*** Text section
In this case, it has been found that if the thickness of the coating layer 6b is too thin, iron contained in the core material 6a is likely to be deposited on the surface of the coating layer 6b when the lead wire 6 is heated. Since iron is easily oxidized, if iron is deposited on the surface of the coating layer 6b, a portion exposed from the sealing portion 3 of the lead wire 6 may be oxidized, resulting in poor connection.
Further, it has been found that if the thickness of the coating layer 6b is excessively increased, the bent portion 6c of the lead wire 6 is easily opened. The reason why the bent portion 6c of the lead wire 6 is easy to open is not necessarily clear, but if the thickness of the coating layer 6b is too thick, the influence of thermal stress may be increased.
According to the knowledge obtained by the present inventors, the thickness of the coating layer 6b is preferably 1.0 μm or more and 6.0 μm or less.
Details regarding the thickness of the coating layer 6b will be described later.

Next, a second heat treatment is performed on the core material 6a having the coating layer 6b formed on the surface.
For example, using a heating furnace, the core material 6a having the coating layer 6b formed on the surface can be subjected to heat treatment.
******
*** Material shown
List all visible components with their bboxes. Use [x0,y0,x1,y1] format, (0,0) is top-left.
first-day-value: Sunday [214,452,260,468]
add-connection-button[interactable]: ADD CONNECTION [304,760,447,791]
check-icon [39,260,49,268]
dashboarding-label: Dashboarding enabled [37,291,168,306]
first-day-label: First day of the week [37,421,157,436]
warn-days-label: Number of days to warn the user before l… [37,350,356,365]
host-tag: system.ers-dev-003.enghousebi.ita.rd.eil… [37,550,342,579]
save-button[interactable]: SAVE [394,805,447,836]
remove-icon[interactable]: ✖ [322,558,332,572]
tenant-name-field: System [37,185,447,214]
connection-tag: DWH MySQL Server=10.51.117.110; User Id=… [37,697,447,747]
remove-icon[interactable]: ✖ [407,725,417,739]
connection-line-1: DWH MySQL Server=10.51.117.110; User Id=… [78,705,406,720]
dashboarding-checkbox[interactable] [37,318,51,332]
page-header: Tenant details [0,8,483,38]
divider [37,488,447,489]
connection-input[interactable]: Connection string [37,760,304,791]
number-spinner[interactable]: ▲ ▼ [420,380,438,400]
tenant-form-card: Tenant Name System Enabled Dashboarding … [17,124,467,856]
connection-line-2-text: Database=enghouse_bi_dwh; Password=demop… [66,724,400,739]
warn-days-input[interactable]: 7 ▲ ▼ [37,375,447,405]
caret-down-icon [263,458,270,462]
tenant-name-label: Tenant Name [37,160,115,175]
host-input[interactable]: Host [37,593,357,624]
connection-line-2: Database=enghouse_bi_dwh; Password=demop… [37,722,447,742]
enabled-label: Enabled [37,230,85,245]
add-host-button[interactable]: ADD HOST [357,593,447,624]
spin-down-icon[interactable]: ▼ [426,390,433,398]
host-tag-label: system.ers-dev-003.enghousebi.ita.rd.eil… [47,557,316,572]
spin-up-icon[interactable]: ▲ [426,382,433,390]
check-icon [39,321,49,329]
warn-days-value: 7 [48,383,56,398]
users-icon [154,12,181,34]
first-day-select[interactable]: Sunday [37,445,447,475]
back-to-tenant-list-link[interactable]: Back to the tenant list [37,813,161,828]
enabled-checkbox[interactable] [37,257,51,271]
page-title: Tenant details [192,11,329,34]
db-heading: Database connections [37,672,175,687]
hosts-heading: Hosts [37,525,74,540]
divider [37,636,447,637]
******
** What you will do **
1. List every component in the lead-wire coating passage that has a reference label, along with its label.
2. Extend the lead-wire coating passage by writing what comes after its last sentence.
The material above is not needed.

** Answers below **
1. Core material 6a, coating layer 6b, lead wire 6, bent portion 6c, sealing portion 3

2.
For example, the core material 6a having the coating layer 6b formed on the surface can be heated to 700 ° C. or higher in an atmosphere of nitrogen or hydrogen. If the core material 6a having the coating layer 6b formed on the surface is heated to 700 ° C. or higher, the gas and moisture adsorbed on the coating layer 6b can be removed. Furthermore, the gas and moisture adsorbed on the core material 6a can be removed. In this case, if the core material 6a having the coating layer 6b formed on the surface is heated to 800 ° C. or higher, the gas and moisture adsorbed on the coating layer 6b can be easily removed. Further, if the core material 6a having the coating layer 6b formed on the surface is heated to 800 ° C. or higher, it becomes easy to remove the gas and moisture adsorbed on the core material 6a. Moreover, if the core material 6a with the coating layer 6b formed on the surface is heated to 900 ° C. or higher, it becomes easy to remove the strain remaining in the core material 6a.

In this case, if the heating time is too long, the iron contained in the core material 6a is likely to precipitate on the surface of the coating layer 6b.
Therefore, the heating time in the second heat treatment is shorter than the heating time in the first heat treatment. In this case, the heating time in the second heat treatment can be appropriately adjusted according to the diameter size and heating temperature of the core member 6a having the coating layer 6b formed on the surface.
For example, when the diameter of the core material 6a having the coating layer 6b formed on the surface is about 0.3 mm and the heating temperature is about 900 ° C., the heating time can be about 20 seconds to 30 seconds. Further, nitrogen is less likely to be adsorbed on the coating layer 6b than hydrogen. Therefore, if heat treatment is performed on the core 6a having the coating layer 6b formed on the surface in a nitrogen atmosphere, the amount of gas adsorbed on the coating layer 6b during cooling after heating can be suppressed. Therefore, it is more preferable to heat-treat the core material 6a having the coating layer 6b formed on the surface in a nitrogen atmosphere.
As described above, the lead wire 6 according to the present embodiment can be manufactured.

That is, the lead wire manufacturing method according to the present embodiment can include the following steps.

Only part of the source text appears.